Present each line of the entries below that holds the word "icon".
** start of Exercise inputs **
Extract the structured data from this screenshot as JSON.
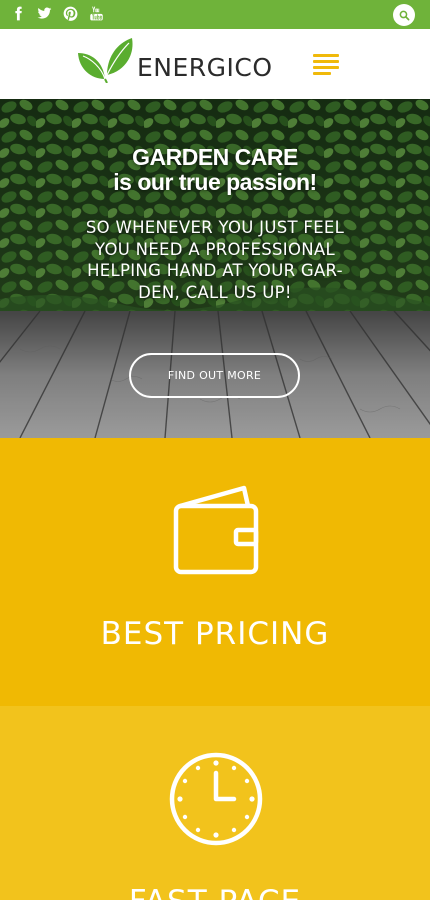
{
  "topbar": {
    "social": [
      {
        "icon": "facebook-icon"
      },
      {
        "icon": "twitter-icon"
      },
      {
        "icon": "pinterest-icon"
      },
      {
        "icon": "youtube-icon"
      }
    ],
    "search_icon": "search-icon"
  },
  "header": {
    "brand": "ENERGICO",
    "menu_icon": "hamburger-menu-icon"
  },
  "hero": {
    "title_line1": "GARDEN CARE",
    "title_line2": "is our true passion!",
    "text_lines": [
      "SO WHENEVER YOU JUST FEEL",
      "YOU NEED A PROFESSIONAL",
      "HELPING HAND AT YOUR GAR-",
      "DEN, CALL US UP!"
    ],
    "cta_label": "FIND OUT MORE"
  },
  "features": [
    {
      "icon": "wallet-icon",
      "title": "BEST PRICING"
    },
    {
      "icon": "clock-icon",
      "title": "FAST PACE"
    }
  ],
  "colors": {
    "topbar": "#6fb33a",
    "accent_yellow": "#f0b903",
    "accent_yellow_light": "#f2c31c",
    "menu": "#f0b90a"
  }
}
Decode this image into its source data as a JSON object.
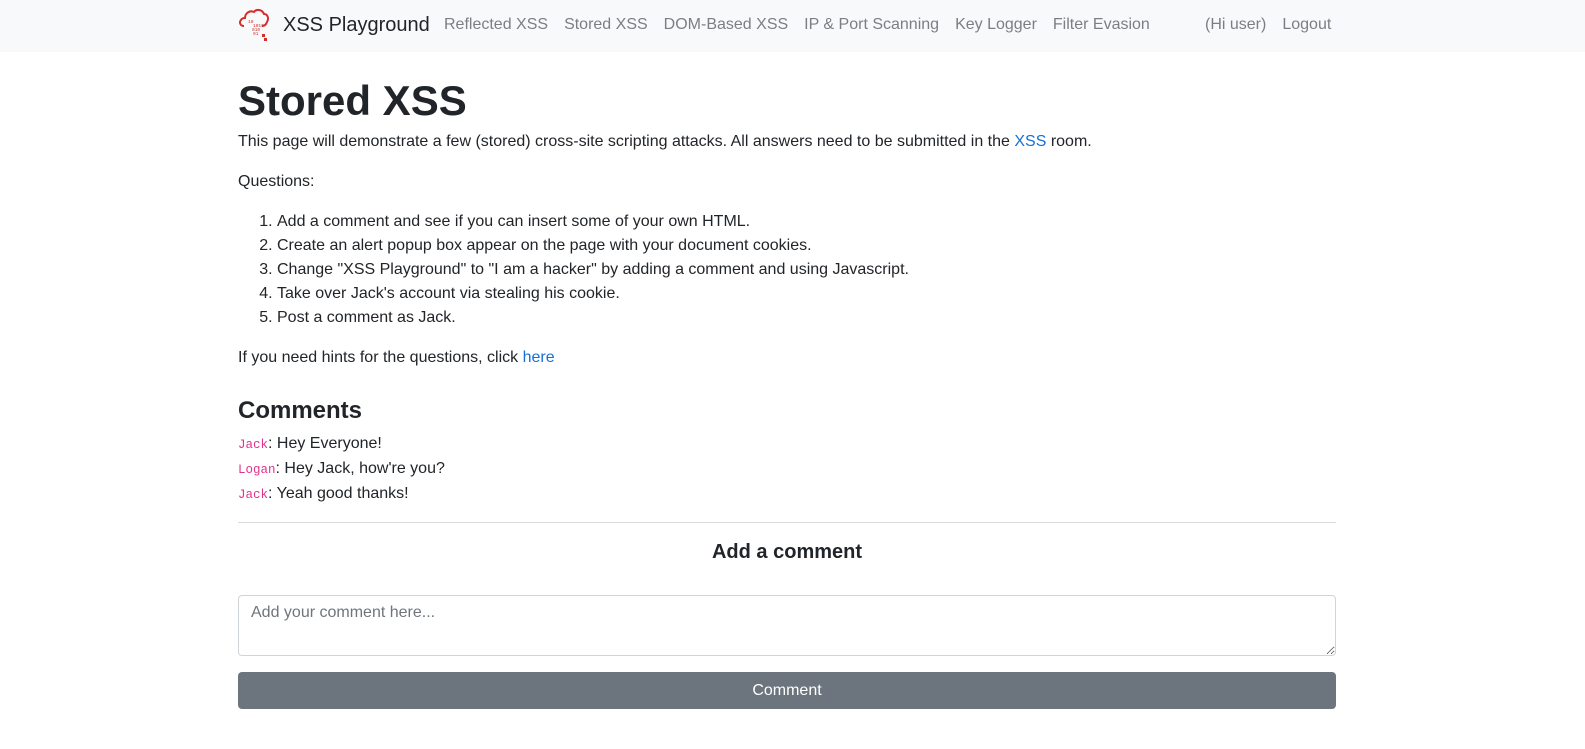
{
  "navbar": {
    "brand": "XSS Playground",
    "links": [
      "Reflected XSS",
      "Stored XSS",
      "DOM-Based XSS",
      "IP & Port Scanning",
      "Key Logger",
      "Filter Evasion"
    ],
    "greeting": "(Hi user)",
    "logout": "Logout"
  },
  "page": {
    "title": "Stored XSS",
    "intro_before": "This page will demonstrate a few (stored) cross-site scripting attacks. All answers need to be submitted in the ",
    "intro_link": "XSS",
    "intro_after": " room.",
    "questions_label": "Questions:",
    "questions": [
      "Add a comment and see if you can insert some of your own HTML.",
      "Create an alert popup box appear on the page with your document cookies.",
      "Change \"XSS Playground\" to \"I am a hacker\" by adding a comment and using Javascript.",
      "Take over Jack's account via stealing his cookie.",
      "Post a comment as Jack."
    ],
    "hints_text": "If you need hints for the questions, click ",
    "hints_link": "here"
  },
  "comments": {
    "heading": "Comments",
    "items": [
      {
        "user": "Jack",
        "text": ": Hey Everyone!"
      },
      {
        "user": "Logan",
        "text": ": Hey Jack, how're you?"
      },
      {
        "user": "Jack",
        "text": ": Yeah good thanks!"
      }
    ]
  },
  "add_comment": {
    "heading": "Add a comment",
    "placeholder": "Add your comment here...",
    "button": "Comment"
  },
  "colors": {
    "link": "#1570d6",
    "username": "#e0338b",
    "button": "#6c757d",
    "navbar_bg": "#f8f9fa"
  }
}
** end of Exercise inputs **
**Correct response**
        "icon": "facebook-icon"
        "icon": "twitter-icon"
        "icon": "pinterest-icon"
        "icon": "youtube-icon"
    "search_icon": "search-icon"
    "menu_icon": "hamburger-menu-icon"
      "icon": "wallet-icon",
      "icon": "clock-icon",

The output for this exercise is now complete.